| Work instructions |
Scan the material and copy every line in which "Castets" appears.

---------- Exercise input

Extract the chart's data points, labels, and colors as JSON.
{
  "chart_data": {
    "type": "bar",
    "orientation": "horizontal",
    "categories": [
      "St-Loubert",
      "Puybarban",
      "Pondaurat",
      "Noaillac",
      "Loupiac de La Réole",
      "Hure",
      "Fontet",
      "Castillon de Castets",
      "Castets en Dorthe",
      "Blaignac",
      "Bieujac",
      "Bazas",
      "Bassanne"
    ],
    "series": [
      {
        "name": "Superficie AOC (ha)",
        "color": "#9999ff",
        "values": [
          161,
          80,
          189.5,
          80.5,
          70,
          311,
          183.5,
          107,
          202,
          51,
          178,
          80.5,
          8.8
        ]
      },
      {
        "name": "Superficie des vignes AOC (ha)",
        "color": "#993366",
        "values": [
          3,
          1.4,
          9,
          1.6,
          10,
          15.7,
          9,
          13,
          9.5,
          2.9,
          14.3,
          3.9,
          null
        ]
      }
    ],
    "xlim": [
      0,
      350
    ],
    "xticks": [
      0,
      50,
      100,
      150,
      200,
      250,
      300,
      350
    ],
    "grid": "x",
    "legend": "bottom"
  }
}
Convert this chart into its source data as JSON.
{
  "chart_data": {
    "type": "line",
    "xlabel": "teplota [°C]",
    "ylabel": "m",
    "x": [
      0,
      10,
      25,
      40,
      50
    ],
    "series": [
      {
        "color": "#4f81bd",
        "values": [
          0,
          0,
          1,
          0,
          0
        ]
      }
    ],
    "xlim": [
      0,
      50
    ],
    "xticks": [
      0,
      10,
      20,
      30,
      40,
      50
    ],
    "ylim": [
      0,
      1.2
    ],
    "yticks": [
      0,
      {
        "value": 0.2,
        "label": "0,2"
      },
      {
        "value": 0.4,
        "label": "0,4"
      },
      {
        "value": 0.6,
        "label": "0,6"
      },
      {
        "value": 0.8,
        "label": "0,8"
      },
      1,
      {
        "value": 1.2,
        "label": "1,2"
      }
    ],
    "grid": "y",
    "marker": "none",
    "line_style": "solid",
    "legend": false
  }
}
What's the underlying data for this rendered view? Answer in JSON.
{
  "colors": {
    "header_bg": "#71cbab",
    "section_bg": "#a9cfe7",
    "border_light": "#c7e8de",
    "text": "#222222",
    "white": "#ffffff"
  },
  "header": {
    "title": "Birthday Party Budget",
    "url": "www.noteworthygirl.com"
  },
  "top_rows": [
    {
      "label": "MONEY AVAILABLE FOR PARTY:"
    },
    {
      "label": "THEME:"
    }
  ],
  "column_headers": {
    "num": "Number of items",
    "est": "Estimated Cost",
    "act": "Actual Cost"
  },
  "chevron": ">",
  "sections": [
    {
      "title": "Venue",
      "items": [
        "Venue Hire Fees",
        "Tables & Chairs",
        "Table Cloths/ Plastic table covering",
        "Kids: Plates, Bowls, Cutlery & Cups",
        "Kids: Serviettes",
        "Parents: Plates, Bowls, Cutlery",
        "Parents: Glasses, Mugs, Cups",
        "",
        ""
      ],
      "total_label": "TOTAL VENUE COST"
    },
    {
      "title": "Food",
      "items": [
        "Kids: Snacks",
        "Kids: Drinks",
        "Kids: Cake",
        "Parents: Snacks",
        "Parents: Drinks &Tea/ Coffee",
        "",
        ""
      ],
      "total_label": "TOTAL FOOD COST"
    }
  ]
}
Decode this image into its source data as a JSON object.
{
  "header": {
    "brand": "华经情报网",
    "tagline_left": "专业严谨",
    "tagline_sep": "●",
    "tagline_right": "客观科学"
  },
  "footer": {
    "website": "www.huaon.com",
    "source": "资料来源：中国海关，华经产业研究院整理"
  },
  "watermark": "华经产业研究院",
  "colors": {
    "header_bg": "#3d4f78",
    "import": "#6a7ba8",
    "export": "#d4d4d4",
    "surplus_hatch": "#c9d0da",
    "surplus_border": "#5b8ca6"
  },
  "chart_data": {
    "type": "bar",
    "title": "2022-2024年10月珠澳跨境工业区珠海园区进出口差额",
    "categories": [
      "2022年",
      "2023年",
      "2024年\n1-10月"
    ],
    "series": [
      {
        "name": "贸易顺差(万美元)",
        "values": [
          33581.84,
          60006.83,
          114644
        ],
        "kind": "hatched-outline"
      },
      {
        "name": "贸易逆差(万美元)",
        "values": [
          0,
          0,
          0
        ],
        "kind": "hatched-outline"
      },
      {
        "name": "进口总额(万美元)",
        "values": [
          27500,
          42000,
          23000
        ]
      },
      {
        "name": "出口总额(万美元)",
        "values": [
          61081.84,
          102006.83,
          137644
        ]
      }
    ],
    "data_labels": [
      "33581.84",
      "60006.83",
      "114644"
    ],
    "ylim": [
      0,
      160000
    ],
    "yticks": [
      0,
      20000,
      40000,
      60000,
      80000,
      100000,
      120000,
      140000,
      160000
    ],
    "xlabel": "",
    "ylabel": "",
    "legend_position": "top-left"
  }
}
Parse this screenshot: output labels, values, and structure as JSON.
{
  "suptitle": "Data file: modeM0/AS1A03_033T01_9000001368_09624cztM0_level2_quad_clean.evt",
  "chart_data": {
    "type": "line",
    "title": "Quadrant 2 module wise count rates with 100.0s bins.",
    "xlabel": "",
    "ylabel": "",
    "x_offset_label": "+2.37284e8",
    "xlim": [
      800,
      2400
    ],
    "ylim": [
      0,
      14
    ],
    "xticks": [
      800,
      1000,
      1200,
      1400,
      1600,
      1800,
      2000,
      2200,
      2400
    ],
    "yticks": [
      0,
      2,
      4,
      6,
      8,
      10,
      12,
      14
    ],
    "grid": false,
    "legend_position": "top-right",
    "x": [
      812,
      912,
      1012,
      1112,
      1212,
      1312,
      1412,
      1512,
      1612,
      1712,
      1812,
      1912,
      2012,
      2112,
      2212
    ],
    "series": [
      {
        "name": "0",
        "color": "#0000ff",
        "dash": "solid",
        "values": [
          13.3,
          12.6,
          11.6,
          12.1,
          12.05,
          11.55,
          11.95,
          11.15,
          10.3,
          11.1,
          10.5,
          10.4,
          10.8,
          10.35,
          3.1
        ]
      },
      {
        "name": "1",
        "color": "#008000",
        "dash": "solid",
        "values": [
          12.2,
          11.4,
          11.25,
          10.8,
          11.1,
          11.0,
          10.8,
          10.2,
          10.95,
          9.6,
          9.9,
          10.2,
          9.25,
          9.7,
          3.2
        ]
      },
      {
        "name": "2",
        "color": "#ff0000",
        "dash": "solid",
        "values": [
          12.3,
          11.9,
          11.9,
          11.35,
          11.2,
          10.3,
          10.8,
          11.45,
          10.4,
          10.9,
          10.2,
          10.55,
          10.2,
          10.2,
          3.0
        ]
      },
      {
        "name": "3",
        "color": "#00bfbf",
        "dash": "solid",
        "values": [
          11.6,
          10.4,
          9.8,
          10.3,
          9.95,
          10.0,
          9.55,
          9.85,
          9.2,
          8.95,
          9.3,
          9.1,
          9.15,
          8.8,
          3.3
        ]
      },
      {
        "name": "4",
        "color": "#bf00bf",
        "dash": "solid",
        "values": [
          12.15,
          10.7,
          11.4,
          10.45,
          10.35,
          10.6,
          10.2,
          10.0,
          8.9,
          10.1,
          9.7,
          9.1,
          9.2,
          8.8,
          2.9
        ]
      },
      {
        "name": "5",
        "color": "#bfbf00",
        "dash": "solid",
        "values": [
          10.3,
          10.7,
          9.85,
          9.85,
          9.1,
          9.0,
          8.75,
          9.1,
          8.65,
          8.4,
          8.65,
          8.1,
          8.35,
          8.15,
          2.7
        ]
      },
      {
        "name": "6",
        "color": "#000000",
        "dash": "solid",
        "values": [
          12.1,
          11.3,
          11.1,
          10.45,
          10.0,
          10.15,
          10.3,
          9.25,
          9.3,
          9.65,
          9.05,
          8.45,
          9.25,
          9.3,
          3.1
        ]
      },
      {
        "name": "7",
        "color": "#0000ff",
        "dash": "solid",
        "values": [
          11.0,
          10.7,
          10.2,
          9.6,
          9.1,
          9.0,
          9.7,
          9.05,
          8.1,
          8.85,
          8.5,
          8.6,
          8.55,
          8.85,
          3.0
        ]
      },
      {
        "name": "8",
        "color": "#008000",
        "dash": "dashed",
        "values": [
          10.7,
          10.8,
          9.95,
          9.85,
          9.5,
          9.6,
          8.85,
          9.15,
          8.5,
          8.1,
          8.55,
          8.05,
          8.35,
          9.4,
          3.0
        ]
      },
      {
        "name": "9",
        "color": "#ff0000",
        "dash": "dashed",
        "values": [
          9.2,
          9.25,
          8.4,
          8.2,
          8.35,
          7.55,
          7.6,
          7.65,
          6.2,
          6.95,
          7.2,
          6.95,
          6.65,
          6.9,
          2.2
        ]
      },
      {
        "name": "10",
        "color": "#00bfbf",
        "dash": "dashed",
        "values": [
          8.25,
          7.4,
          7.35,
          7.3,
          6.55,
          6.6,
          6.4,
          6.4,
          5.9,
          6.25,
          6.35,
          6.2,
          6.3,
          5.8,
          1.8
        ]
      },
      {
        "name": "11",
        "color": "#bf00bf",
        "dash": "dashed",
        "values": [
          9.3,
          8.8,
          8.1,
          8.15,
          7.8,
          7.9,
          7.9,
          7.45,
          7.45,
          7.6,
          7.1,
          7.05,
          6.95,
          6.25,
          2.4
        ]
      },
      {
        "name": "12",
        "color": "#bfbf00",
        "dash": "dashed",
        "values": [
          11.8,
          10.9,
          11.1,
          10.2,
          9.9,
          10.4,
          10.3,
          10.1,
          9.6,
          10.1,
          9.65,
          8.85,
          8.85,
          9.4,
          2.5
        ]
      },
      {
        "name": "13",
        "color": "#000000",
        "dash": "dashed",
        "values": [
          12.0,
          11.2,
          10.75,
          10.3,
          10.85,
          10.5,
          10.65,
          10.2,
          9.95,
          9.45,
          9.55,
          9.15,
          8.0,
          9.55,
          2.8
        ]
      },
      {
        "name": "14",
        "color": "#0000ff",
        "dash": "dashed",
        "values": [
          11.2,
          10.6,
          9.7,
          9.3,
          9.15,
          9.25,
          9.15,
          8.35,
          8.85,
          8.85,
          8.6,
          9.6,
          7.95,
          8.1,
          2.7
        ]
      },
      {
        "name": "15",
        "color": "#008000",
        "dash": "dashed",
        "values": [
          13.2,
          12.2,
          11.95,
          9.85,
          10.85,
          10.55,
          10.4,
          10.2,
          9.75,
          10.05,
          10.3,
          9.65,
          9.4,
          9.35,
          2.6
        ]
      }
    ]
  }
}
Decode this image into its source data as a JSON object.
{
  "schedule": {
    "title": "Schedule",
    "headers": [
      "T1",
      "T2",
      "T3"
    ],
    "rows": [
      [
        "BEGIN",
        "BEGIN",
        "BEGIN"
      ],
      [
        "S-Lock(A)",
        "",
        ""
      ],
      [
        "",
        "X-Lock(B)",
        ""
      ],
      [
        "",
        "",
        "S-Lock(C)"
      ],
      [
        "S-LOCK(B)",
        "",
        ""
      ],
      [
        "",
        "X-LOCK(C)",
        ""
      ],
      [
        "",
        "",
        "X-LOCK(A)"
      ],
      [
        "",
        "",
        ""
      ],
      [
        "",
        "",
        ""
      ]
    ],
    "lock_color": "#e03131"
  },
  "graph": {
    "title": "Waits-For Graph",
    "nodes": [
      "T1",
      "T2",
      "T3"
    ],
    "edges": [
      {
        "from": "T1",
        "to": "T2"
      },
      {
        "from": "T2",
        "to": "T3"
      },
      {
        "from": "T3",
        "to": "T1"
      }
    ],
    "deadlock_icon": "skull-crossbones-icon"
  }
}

--------------------

| Task output |
      "Castillon de Castets",
      "Castets en Dorthe",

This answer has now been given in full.